#### What is expected
Could you print all the entries exactly?

════════

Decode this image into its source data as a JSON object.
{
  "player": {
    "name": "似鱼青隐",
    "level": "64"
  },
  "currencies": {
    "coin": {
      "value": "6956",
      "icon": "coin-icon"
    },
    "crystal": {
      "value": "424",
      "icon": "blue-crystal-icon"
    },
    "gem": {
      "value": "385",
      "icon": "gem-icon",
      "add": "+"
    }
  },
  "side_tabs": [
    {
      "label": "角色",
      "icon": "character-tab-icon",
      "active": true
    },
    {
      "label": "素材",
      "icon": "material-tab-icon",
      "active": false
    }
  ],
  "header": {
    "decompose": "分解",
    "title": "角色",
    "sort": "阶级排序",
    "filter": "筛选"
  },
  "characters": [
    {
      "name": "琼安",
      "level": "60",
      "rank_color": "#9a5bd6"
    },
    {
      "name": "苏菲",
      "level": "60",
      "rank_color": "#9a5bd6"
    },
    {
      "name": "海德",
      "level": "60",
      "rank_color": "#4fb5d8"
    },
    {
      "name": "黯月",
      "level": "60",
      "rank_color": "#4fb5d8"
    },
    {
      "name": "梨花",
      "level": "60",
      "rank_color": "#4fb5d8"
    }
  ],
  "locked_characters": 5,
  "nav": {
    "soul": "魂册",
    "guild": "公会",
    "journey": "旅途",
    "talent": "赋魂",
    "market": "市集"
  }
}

════════

#### Response below
Decode this image into its source data as a JSON object.
{
  "player": {
    "name": "似鱼青隐",
    "level": "64"
  },
  "currencies": {
    "coin": {
      "value": "6956",
      "icon": "coin-icon"
    },
    "crystal": {
      "value": "424",
      "icon": "blue-crystal-icon"
    },
    "gem": {
      "value": "385",
      "icon": "gem-icon",
      "add": "+"
    }
  },
  "side_tabs": [
    {
      "label": "角色",
      "icon": "character-tab-icon",
      "active": true
    },
    {
      "label": "素材",
      "icon": "material-tab-icon",
      "active": false
    }
  ],
  "header": {
    "decompose": "分解",
    "title": "角色",
    "sort": "阶级排序",
    "filter": "筛选"
  },
  "characters": [
    {
      "name": "琼安",
      "level": "60",
      "rank_color": "#9a5bd6"
    },
    {
      "name": "苏菲",
      "level": "60",
      "rank_color": "#9a5bd6"
    },
    {
      "name": "海德",
      "level": "60",
      "rank_color": "#4fb5d8"
    },
    {
      "name": "黯月",
      "level": "60",
      "rank_color": "#4fb5d8"
    },
    {
      "name": "梨花",
      "level": "60",
      "rank_color": "#4fb5d8"
    }
  ],
  "locked_characters": 5,
  "nav": {
    "soul": "魂册",
    "guild": "公会",
    "journey": "旅途",
    "talent": "赋魂",
    "market": "市集"
  }
}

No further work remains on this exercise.